What is expected: Repeat each entry in full, exactly.

Stored data:
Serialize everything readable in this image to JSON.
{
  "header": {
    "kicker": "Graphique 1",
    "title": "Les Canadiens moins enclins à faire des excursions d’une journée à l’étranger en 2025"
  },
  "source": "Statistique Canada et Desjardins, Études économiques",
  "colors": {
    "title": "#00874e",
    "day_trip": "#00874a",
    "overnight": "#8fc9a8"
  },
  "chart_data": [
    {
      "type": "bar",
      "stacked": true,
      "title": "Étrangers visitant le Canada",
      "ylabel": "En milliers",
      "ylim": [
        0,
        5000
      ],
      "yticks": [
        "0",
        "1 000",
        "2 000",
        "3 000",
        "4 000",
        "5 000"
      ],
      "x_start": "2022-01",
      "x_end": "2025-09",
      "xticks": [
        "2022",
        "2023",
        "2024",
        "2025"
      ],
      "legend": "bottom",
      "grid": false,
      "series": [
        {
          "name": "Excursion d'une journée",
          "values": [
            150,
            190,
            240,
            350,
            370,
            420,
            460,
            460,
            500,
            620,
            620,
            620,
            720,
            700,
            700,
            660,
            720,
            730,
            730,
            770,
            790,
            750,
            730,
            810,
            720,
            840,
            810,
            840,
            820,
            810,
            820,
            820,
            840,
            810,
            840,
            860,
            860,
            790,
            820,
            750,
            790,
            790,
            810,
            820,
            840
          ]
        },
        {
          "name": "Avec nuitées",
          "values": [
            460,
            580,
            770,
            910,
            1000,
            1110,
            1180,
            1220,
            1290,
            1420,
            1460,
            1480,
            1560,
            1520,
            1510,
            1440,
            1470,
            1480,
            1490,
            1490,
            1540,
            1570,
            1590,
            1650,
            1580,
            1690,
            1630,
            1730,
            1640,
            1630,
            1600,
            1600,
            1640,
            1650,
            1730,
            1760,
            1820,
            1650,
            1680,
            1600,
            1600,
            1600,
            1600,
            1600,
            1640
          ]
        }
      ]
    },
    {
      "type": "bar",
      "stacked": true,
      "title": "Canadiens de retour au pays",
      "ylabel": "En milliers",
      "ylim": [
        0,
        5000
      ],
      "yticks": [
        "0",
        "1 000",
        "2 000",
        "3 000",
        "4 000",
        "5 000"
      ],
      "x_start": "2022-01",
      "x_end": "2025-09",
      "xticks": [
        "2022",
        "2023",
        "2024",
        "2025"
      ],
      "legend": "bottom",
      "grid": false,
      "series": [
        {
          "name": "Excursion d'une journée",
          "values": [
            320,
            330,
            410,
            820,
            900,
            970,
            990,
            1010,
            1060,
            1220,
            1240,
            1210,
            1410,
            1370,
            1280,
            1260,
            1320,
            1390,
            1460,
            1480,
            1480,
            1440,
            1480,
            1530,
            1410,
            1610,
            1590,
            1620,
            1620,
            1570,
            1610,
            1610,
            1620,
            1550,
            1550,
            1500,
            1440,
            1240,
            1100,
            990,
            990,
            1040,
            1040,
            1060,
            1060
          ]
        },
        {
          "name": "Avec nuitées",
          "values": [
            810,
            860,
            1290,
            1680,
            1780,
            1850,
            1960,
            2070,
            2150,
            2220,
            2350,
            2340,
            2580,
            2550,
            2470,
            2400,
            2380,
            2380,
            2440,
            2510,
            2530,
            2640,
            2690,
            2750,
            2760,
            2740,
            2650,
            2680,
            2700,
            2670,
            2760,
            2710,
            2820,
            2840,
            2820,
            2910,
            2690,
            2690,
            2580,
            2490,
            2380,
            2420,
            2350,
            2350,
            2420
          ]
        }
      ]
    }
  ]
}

Output below:
Serialize everything readable in this image to JSON.
{
  "header": {
    "kicker": "Graphique 1",
    "title": "Les Canadiens moins enclins à faire des excursions d’une journée à l’étranger en 2025"
  },
  "source": "Statistique Canada et Desjardins, Études économiques",
  "colors": {
    "title": "#00874e",
    "day_trip": "#00874a",
    "overnight": "#8fc9a8"
  },
  "chart_data": [
    {
      "type": "bar",
      "stacked": true,
      "title": "Étrangers visitant le Canada",
      "ylabel": "En milliers",
      "ylim": [
        0,
        5000
      ],
      "yticks": [
        "0",
        "1 000",
        "2 000",
        "3 000",
        "4 000",
        "5 000"
      ],
      "x_start": "2022-01",
      "x_end": "2025-09",
      "xticks": [
        "2022",
        "2023",
        "2024",
        "2025"
      ],
      "legend": "bottom",
      "grid": false,
      "series": [
        {
          "name": "Excursion d'une journée",
          "values": [
            150,
            190,
            240,
            350,
            370,
            420,
            460,
            460,
            500,
            620,
            620,
            620,
            720,
            700,
            700,
            660,
            720,
            730,
            730,
            770,
            790,
            750,
            730,
            810,
            720,
            840,
            810,
            840,
            820,
            810,
            820,
            820,
            840,
            810,
            840,
            860,
            860,
            790,
            820,
            750,
            790,
            790,
            810,
            820,
            840
          ]
        },
        {
          "name": "Avec nuitées",
          "values": [
            460,
            580,
            770,
            910,
            1000,
            1110,
            1180,
            1220,
            1290,
            1420,
            1460,
            1480,
            1560,
            1520,
            1510,
            1440,
            1470,
            1480,
            1490,
            1490,
            1540,
            1570,
            1590,
            1650,
            1580,
            1690,
            1630,
            1730,
            1640,
            1630,
            1600,
            1600,
            1640,
            1650,
            1730,
            1760,
            1820,
            1650,
            1680,
            1600,
            1600,
            1600,
            1600,
            1600,
            1640
          ]
        }
      ]
    },
    {
      "type": "bar",
      "stacked": true,
      "title": "Canadiens de retour au pays",
      "ylabel": "En milliers",
      "ylim": [
        0,
        5000
      ],
      "yticks": [
        "0",
        "1 000",
        "2 000",
        "3 000",
        "4 000",
        "5 000"
      ],
      "x_start": "2022-01",
      "x_end": "2025-09",
      "xticks": [
        "2022",
        "2023",
        "2024",
        "2025"
      ],
      "legend": "bottom",
      "grid": false,
      "series": [
        {
          "name": "Excursion d'une journée",
          "values": [
            320,
            330,
            410,
            820,
            900,
            970,
            990,
            1010,
            1060,
            1220,
            1240,
            1210,
            1410,
            1370,
            1280,
            1260,
            1320,
            1390,
            1460,
            1480,
            1480,
            1440,
            1480,
            1530,
            1410,
            1610,
            1590,
            1620,
            1620,
            1570,
            1610,
            1610,
            1620,
            1550,
            1550,
            1500,
            1440,
            1240,
            1100,
            990,
            990,
            1040,
            1040,
            1060,
            1060
          ]
        },
        {
          "name": "Avec nuitées",
          "values": [
            810,
            860,
            1290,
            1680,
            1780,
            1850,
            1960,
            2070,
            2150,
            2220,
            2350,
            2340,
            2580,
            2550,
            2470,
            2400,
            2380,
            2380,
            2440,
            2510,
            2530,
            2640,
            2690,
            2750,
            2760,
            2740,
            2650,
            2680,
            2700,
            2670,
            2760,
            2710,
            2820,
            2840,
            2820,
            2910,
            2690,
            2690,
            2580,
            2490,
            2380,
            2420,
            2350,
            2350,
            2420
          ]
        }
      ]
    }
  ]
}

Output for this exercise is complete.